* Given task
Copy each line of the data below exactly, leaving out pictures.

(Records from a data collection)
-- begin --

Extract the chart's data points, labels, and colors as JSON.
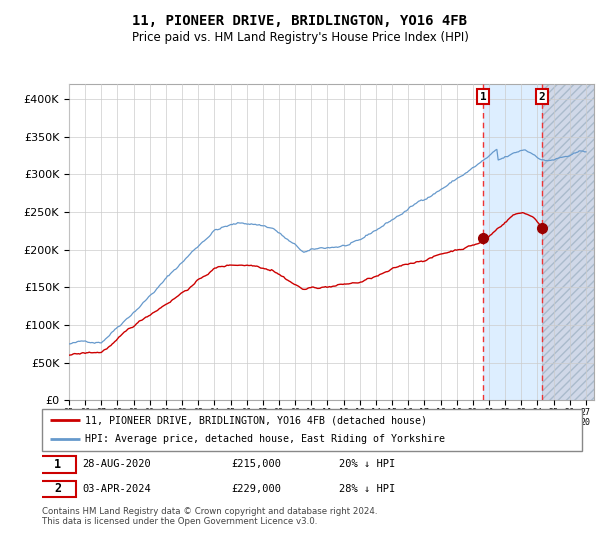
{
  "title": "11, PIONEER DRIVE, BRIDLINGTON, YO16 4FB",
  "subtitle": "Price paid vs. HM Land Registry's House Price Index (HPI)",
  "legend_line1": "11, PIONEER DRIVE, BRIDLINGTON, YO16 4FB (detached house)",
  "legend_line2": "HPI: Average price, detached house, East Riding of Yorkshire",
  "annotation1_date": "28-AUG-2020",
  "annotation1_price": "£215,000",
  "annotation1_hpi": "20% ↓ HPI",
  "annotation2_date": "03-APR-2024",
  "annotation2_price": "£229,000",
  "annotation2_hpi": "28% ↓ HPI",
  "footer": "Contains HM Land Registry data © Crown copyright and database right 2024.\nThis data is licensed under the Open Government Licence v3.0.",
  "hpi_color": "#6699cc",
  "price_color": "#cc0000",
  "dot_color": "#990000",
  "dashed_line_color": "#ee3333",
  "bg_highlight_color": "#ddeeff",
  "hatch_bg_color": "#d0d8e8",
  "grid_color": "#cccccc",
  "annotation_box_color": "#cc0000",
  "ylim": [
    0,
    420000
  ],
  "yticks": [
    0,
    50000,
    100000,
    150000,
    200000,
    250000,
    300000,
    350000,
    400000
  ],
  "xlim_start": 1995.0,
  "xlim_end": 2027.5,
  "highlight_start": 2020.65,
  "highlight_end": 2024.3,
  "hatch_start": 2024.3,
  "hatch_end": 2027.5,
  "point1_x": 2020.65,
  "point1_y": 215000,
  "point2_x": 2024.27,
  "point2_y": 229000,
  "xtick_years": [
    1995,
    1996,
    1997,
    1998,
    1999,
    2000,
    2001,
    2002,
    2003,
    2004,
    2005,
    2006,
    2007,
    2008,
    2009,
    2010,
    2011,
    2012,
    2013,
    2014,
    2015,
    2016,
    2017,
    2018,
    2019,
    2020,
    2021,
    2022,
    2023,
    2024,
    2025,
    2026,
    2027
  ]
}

-- end --

* Reply
Extract the chart's data points, labels, and colors as JSON.
{
  "title": "11, PIONEER DRIVE, BRIDLINGTON, YO16 4FB",
  "subtitle": "Price paid vs. HM Land Registry's House Price Index (HPI)",
  "legend_line1": "11, PIONEER DRIVE, BRIDLINGTON, YO16 4FB (detached house)",
  "legend_line2": "HPI: Average price, detached house, East Riding of Yorkshire",
  "annotation1_date": "28-AUG-2020",
  "annotation1_price": "£215,000",
  "annotation1_hpi": "20% ↓ HPI",
  "annotation2_date": "03-APR-2024",
  "annotation2_price": "£229,000",
  "annotation2_hpi": "28% ↓ HPI",
  "footer": "Contains HM Land Registry data © Crown copyright and database right 2024.\nThis data is licensed under the Open Government Licence v3.0.",
  "hpi_color": "#6699cc",
  "price_color": "#cc0000",
  "dot_color": "#990000",
  "dashed_line_color": "#ee3333",
  "bg_highlight_color": "#ddeeff",
  "hatch_bg_color": "#d0d8e8",
  "grid_color": "#cccccc",
  "annotation_box_color": "#cc0000",
  "ylim": [
    0,
    420000
  ],
  "yticks": [
    0,
    50000,
    100000,
    150000,
    200000,
    250000,
    300000,
    350000,
    400000
  ],
  "xlim_start": 1995.0,
  "xlim_end": 2027.5,
  "highlight_start": 2020.65,
  "highlight_end": 2024.3,
  "hatch_start": 2024.3,
  "hatch_end": 2027.5,
  "point1_x": 2020.65,
  "point1_y": 215000,
  "point2_x": 2024.27,
  "point2_y": 229000,
  "xtick_years": [
    1995,
    1996,
    1997,
    1998,
    1999,
    2000,
    2001,
    2002,
    2003,
    2004,
    2005,
    2006,
    2007,
    2008,
    2009,
    2010,
    2011,
    2012,
    2013,
    2014,
    2015,
    2016,
    2017,
    2018,
    2019,
    2020,
    2021,
    2022,
    2023,
    2024,
    2025,
    2026,
    2027
  ]
}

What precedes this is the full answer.